Dataset items:
=======
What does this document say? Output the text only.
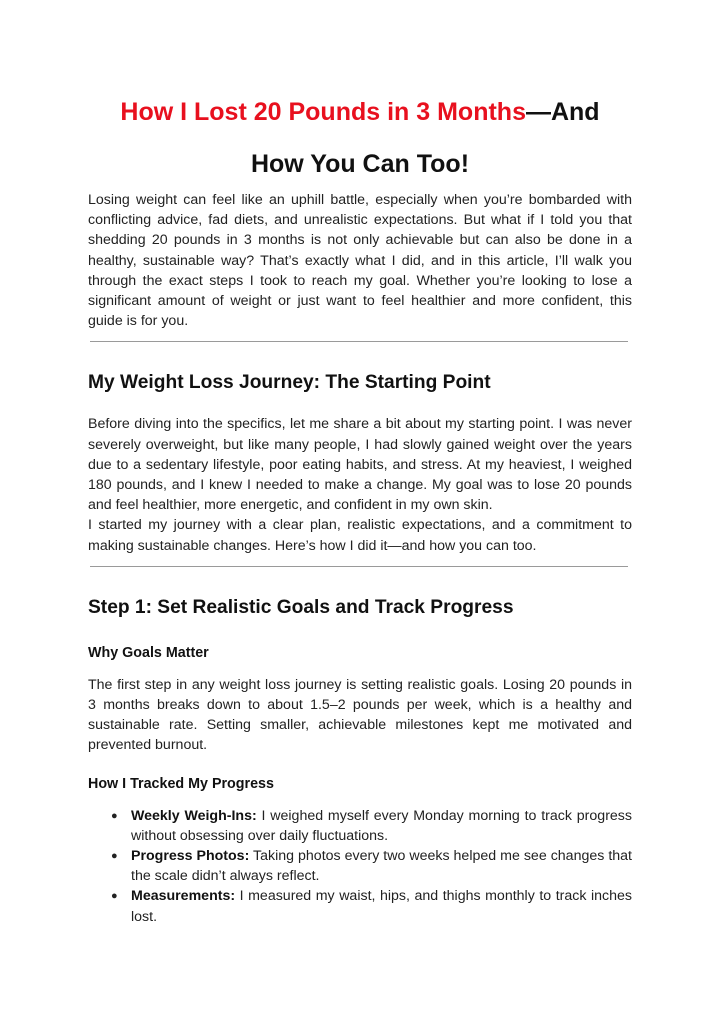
How I Lost 20 Pounds in 3 Months—And
How You Can Too!

Losing weight can feel like an uphill battle, especially when you’re bombarded with conflicting advice, fad diets, and unrealistic expectations. But what if I told you that shedding 20 pounds in 3 months is not only achievable but can also be done in a healthy, sustainable way? That’s exactly what I did, and in this article, I’ll walk you through the exact steps I took to reach my goal. Whether you’re looking to lose a significant amount of weight or just want to feel healthier and more confident, this guide is for you.

My Weight Loss Journey: The Starting Point

Before diving into the specifics, let me share a bit about my starting point. I was never severely overweight, but like many people, I had slowly gained weight over the years due to a sedentary lifestyle, poor eating habits, and stress. At my heaviest, I weighed 180 pounds, and I knew I needed to make a change. My goal was to lose 20 pounds and feel healthier, more energetic, and confident in my own skin.

I started my journey with a clear plan, realistic expectations, and a commitment to making sustainable changes. Here’s how I did it—and how you can too.

Step 1: Set Realistic Goals and Track Progress
Why Goals Matter

The first step in any weight loss journey is setting realistic goals. Losing 20 pounds in 3 months breaks down to about 1.5–2 pounds per week, which is a healthy and sustainable rate. Setting smaller, achievable milestones kept me motivated and prevented burnout.

How I Tracked My Progress
● Weekly Weigh-Ins: I weighed myself every Monday morning to track progress without obsessing over daily fluctuations.
● Progress Photos: Taking photos every two weeks helped me see changes that the scale didn’t always reflect.
● Measurements: I measured my waist, hips, and thighs monthly to track inches lost.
=======
AIM OF THE TASK: Could you repeat all of the material exactly? Pictures should not be copied.

OUTPUT BELOW:
What does this document say? Output the text only.
How I Lost 20 Pounds in 3 Months—And
How You Can Too!

Losing weight can feel like an uphill battle, especially when you’re bombarded with conflicting advice, fad diets, and unrealistic expectations. But what if I told you that shedding 20 pounds in 3 months is not only achievable but can also be done in a healthy, sustainable way? That’s exactly what I did, and in this article, I’ll walk you through the exact steps I took to reach my goal. Whether you’re looking to lose a significant amount of weight or just want to feel healthier and more confident, this guide is for you.

My Weight Loss Journey: The Starting Point

Before diving into the specifics, let me share a bit about my starting point. I was never severely overweight, but like many people, I had slowly gained weight over the years due to a sedentary lifestyle, poor eating habits, and stress. At my heaviest, I weighed 180 pounds, and I knew I needed to make a change. My goal was to lose 20 pounds and feel healthier, more energetic, and confident in my own skin.

I started my journey with a clear plan, realistic expectations, and a commitment to making sustainable changes. Here’s how I did it—and how you can too.

Step 1: Set Realistic Goals and Track Progress
Why Goals Matter

The first step in any weight loss journey is setting realistic goals. Losing 20 pounds in 3 months breaks down to about 1.5–2 pounds per week, which is a healthy and sustainable rate. Setting smaller, achievable milestones kept me motivated and prevented burnout.

How I Tracked My Progress
● Weekly Weigh-Ins: I weighed myself every Monday morning to track progress without obsessing over daily fluctuations.
● Progress Photos: Taking photos every two weeks helped me see changes that the scale didn’t always reflect.
● Measurements: I measured my waist, hips, and thighs monthly to track inches lost.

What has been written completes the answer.